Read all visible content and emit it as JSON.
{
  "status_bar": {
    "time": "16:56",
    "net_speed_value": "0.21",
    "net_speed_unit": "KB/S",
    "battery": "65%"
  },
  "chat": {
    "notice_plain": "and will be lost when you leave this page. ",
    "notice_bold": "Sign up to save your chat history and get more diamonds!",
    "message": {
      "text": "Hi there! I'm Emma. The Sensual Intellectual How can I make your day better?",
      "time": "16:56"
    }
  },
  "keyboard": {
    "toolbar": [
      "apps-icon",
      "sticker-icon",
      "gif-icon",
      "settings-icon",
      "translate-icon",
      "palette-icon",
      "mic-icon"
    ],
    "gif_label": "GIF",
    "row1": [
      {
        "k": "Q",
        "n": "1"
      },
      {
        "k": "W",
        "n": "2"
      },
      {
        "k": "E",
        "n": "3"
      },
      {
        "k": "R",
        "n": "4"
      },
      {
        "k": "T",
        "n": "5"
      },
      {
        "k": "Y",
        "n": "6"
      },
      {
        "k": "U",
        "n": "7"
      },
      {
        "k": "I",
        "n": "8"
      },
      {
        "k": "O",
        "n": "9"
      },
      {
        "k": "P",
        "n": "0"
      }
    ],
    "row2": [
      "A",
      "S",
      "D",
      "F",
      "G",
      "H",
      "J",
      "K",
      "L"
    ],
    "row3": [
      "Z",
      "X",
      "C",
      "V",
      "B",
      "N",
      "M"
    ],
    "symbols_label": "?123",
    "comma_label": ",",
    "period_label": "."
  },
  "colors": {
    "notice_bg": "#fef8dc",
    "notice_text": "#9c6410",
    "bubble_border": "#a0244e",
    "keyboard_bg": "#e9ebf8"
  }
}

□ □ □

- WHAT YOU SHOULD DO
Reproduce the material verbatim, line by line.

- TASK ANSWER
Read all visible content and emit it as JSON.
{
  "status_bar": {
    "time": "16:56",
    "net_speed_value": "0.21",
    "net_speed_unit": "KB/S",
    "battery": "65%"
  },
  "chat": {
    "notice_plain": "and will be lost when you leave this page. ",
    "notice_bold": "Sign up to save your chat history and get more diamonds!",
    "message": {
      "text": "Hi there! I'm Emma. The Sensual Intellectual How can I make your day better?",
      "time": "16:56"
    }
  },
  "keyboard": {
    "toolbar": [
      "apps-icon",
      "sticker-icon",
      "gif-icon",
      "settings-icon",
      "translate-icon",
      "palette-icon",
      "mic-icon"
    ],
    "gif_label": "GIF",
    "row1": [
      {
        "k": "Q",
        "n": "1"
      },
      {
        "k": "W",
        "n": "2"
      },
      {
        "k": "E",
        "n": "3"
      },
      {
        "k": "R",
        "n": "4"
      },
      {
        "k": "T",
        "n": "5"
      },
      {
        "k": "Y",
        "n": "6"
      },
      {
        "k": "U",
        "n": "7"
      },
      {
        "k": "I",
        "n": "8"
      },
      {
        "k": "O",
        "n": "9"
      },
      {
        "k": "P",
        "n": "0"
      }
    ],
    "row2": [
      "A",
      "S",
      "D",
      "F",
      "G",
      "H",
      "J",
      "K",
      "L"
    ],
    "row3": [
      "Z",
      "X",
      "C",
      "V",
      "B",
      "N",
      "M"
    ],
    "symbols_label": "?123",
    "comma_label": ",",
    "period_label": "."
  },
  "colors": {
    "notice_bg": "#fef8dc",
    "notice_text": "#9c6410",
    "bubble_border": "#a0244e",
    "keyboard_bg": "#e9ebf8"
  }
}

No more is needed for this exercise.